As to standing in a foreclosure action, the note is the dispositive instrument (Aurora Loan Servs., LLC v Taylor, 25 N.Y.3d 355, 361-362 [2015]). "'Either a written assignment of the underlying note or the physical delivery of the note prior to the commencement of the foreclosure action is sufficient to transfer the obligation, and the mortgage passes with the debt as an inseparable incident'" (U.S. Bank N.A. v Carnivale, 138 A.D.3d 1220, 1221 [2d Dept 2016], quoting Onewest Bank, F.S.B. v Mazzone, 130 A.D.3d 1399, 1400 [2d Dept 2015]). However, "mere physical possession of a note at the commencement of a foreclosure action is insufficient to confer standing or to make a plaintiff the lawful holder of a negotiable instrument for the purposes of enforcing the note" (U.S. Bank N.A. v Moulton, 179 A.D.3d 734, 737 [2d Dept 2020]). "Holder status is established where the plaintiff possesses a note that, on its face or by allonge, contains an indorsement in blank or bears a special indorsement payable to the order of the plaintiff' (Wells Fargo Bank, NA v Ostiguy, 127 A.D.3d 1375, 1376 [2d Dept 2015] [citations omitted]). The indorsement must be made either on the face of the note or on an allonge "so firmly affixed thereto as to become a part thereof' (UCC §3-202[2]). "The attachment of a properly endorsed note to the complaint may be sufficient to establish, prima facie, that the plaintiff is the holder of the note at the time of commencement" (Deutsche Bank Nat'l. Trust Co. v Webster, 142 A.D.3d 636, 638 [2d Dept 2016]; cf. JPMorgan Chase Bank, N.A. v Grennan, supra).

In this case, Plaintiff annexed a copy of the note to the complaint to which an allonge was attached. That document contained an endorsement, in blank, executed by "NewRez LLC fka New Penn Financial, LLC". That New Penn may have ceased to exist, indicated by the "fka" designation which commonly stands for "formerly known as", does not negate Plaintiffs standing or the authority to assign the note. Defunct and merged business entities are authorized to continue business in the name of the former entity (see LLCL §703 [a]; PNC Bank NA v Klein, 125 A.D.3d 953 [2d Dept 2015]). Moreover, Phalen averred in her affidavit that the allonge was firmly affixed to the note when the action was filed. Contrary to Defendant's assertions, the proffered evidence was sufficient to demonstrate Plaintiff was in possession of a properly endorsed in blank note when the action was commenced (see PNC Bank, NA v Salcedo, 161 A.D.3d 571 [1st Dept 2018]; Bank of New York Mellon v Knowles, 151 A.D.3d 596 [1st Dept 2017]).

Accordingly, Plaintiff demonstrated prima facie the note, mortgage and Defendant's default in repayment thereunder.

Data provided —
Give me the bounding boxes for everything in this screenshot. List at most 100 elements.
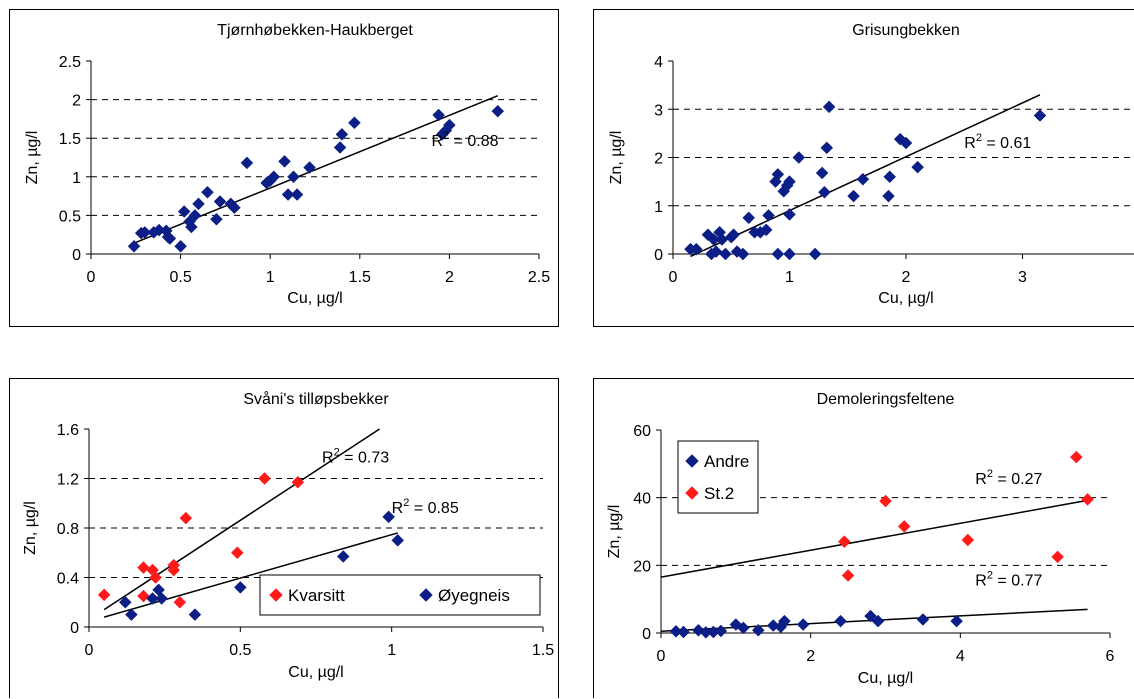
data-point-blue bbox=[228, 201, 241, 215]
chart-title: Svåni's tilløpsbekker bbox=[243, 390, 389, 408]
data-point-blue bbox=[432, 108, 446, 122]
data-point-red bbox=[97, 588, 111, 602]
x-tick-label: 2 bbox=[445, 269, 454, 286]
y-axis-label: Zn, µg/l bbox=[608, 131, 625, 185]
data-point-blue bbox=[742, 211, 756, 225]
data-point-red bbox=[179, 511, 193, 525]
y-tick-label: 0.4 bbox=[57, 571, 79, 588]
data-point-blue bbox=[847, 189, 860, 203]
data-point-blue bbox=[278, 155, 291, 168]
data-point-blue bbox=[201, 185, 214, 199]
y-tick-label: 0.8 bbox=[57, 521, 79, 538]
x-tick-label: 0 bbox=[85, 642, 94, 659]
data-point-blue bbox=[287, 170, 300, 184]
r-squared-label: R2 = 0.85 bbox=[392, 497, 459, 517]
data-point-blue bbox=[192, 197, 205, 211]
data-point-blue bbox=[491, 104, 505, 118]
data-point-blue bbox=[163, 232, 177, 245]
data-point-red bbox=[137, 561, 150, 574]
chart-svg-tjornhobekken: Tjørnhøbekken-Haukberget 0 0.5 1 1.5 2 2.5 0 0.5… bbox=[24, 22, 550, 307]
y-tick-label: 4 bbox=[654, 54, 663, 71]
r-squared-label: R2 = 0.88 bbox=[431, 130, 498, 150]
data-point-blue bbox=[714, 624, 728, 638]
data-point-blue bbox=[709, 245, 723, 258]
data-point-red bbox=[173, 595, 187, 609]
data-point-red bbox=[1081, 493, 1094, 506]
r-squared-label: R2 = 0.27 bbox=[975, 468, 1042, 488]
x-axis-label: Cu, µg/l bbox=[878, 290, 933, 307]
chart-title: Demoleringsfeltene bbox=[817, 391, 955, 408]
data-point-blue bbox=[815, 166, 829, 180]
data-point-blue bbox=[333, 141, 347, 154]
data-point-blue bbox=[391, 534, 405, 547]
x-tick-label: 2 bbox=[902, 269, 911, 286]
x-axis-label: Cu, µg/l bbox=[288, 664, 343, 681]
x-tick-label: 0 bbox=[657, 648, 666, 665]
data-point-blue bbox=[1033, 109, 1047, 122]
data-point-blue bbox=[783, 208, 796, 221]
data-point-red bbox=[167, 563, 181, 577]
data-point-blue bbox=[783, 175, 796, 188]
x-axis-label: Cu, µg/l bbox=[858, 670, 913, 687]
y-tick-label: 60 bbox=[633, 423, 651, 440]
data-point-blue bbox=[281, 188, 295, 201]
data-point-blue bbox=[689, 242, 703, 256]
x-tick-label: 1.5 bbox=[349, 269, 371, 286]
data-point-blue bbox=[336, 550, 350, 563]
data-point-blue bbox=[210, 212, 223, 226]
data-point-red bbox=[291, 475, 305, 489]
data-point-blue bbox=[736, 247, 750, 261]
legend-box bbox=[259, 574, 541, 616]
x-tick-label: 0 bbox=[669, 269, 678, 286]
data-point-blue bbox=[856, 172, 870, 186]
data-point-blue bbox=[127, 239, 141, 253]
data-point-blue bbox=[796, 618, 810, 631]
legend-marker bbox=[685, 454, 699, 468]
data-point-red bbox=[841, 569, 855, 582]
y-tick-label: 1 bbox=[654, 199, 663, 216]
x-tick-label: 4 bbox=[956, 648, 965, 665]
trendline bbox=[660, 499, 1088, 578]
x-tick-label: 0.5 bbox=[169, 269, 191, 286]
trendline bbox=[103, 428, 380, 611]
data-point-blue bbox=[820, 141, 834, 155]
y-tick-label: 0.5 bbox=[59, 208, 81, 225]
data-point-blue bbox=[899, 136, 913, 150]
x-tick-label: 3 bbox=[1018, 269, 1027, 286]
data-point-blue bbox=[188, 209, 202, 222]
data-point-blue bbox=[213, 195, 227, 208]
x-tick-label: 1.5 bbox=[532, 642, 554, 659]
data-point-blue bbox=[808, 247, 822, 261]
data-point-blue bbox=[792, 151, 806, 164]
data-point-blue bbox=[822, 100, 836, 114]
y-tick-label: 0 bbox=[654, 247, 663, 264]
data-point-blue bbox=[146, 592, 159, 605]
data-point-blue bbox=[125, 608, 138, 621]
y-tick-label: 2 bbox=[654, 151, 663, 168]
r-squared-label: R2 = 0.73 bbox=[322, 446, 389, 466]
data-point-blue bbox=[771, 247, 785, 261]
y-tick-label: 40 bbox=[633, 491, 651, 508]
data-point-blue bbox=[335, 127, 349, 141]
data-point-blue bbox=[882, 189, 895, 203]
chart-panel-grisungbekken: Grisungbekken0123401234Cu, µg/lZn, µg/lR… bbox=[593, 9, 1134, 327]
data-point-red bbox=[837, 535, 851, 549]
x-axis-label: Cu, µg/l bbox=[287, 290, 342, 307]
data-point-blue bbox=[677, 625, 690, 639]
data-point-red bbox=[137, 589, 150, 603]
legend-box bbox=[677, 440, 759, 514]
r-squared-label: R2 = 0.77 bbox=[975, 570, 1042, 590]
data-point-blue bbox=[188, 608, 202, 621]
y-tick-label: 1 bbox=[72, 170, 81, 187]
data-point-blue bbox=[348, 116, 361, 130]
chart-panel-tjornhobekken: Tjørnhøbekken-Haukberget 0 0.5 1 1.5 2 2.5 0 0.5… bbox=[9, 9, 559, 327]
y-axis-label: Zn, µg/l bbox=[606, 505, 623, 559]
data-point-blue bbox=[778, 614, 791, 628]
data-point-blue bbox=[727, 228, 740, 242]
data-point-red bbox=[230, 546, 244, 560]
data-point-blue bbox=[290, 188, 304, 201]
data-point-blue bbox=[138, 226, 152, 239]
data-point-red bbox=[258, 472, 271, 485]
data-point-blue bbox=[911, 160, 925, 174]
data-point-red bbox=[897, 520, 911, 533]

What is asked — In the foreclosure ruling, which entity executed the blank endorsement on the allonge attached to the note? The rows have nothing to do with the foreclosure ruling.

Result — NewRez LLC fka New Penn Financial, LLC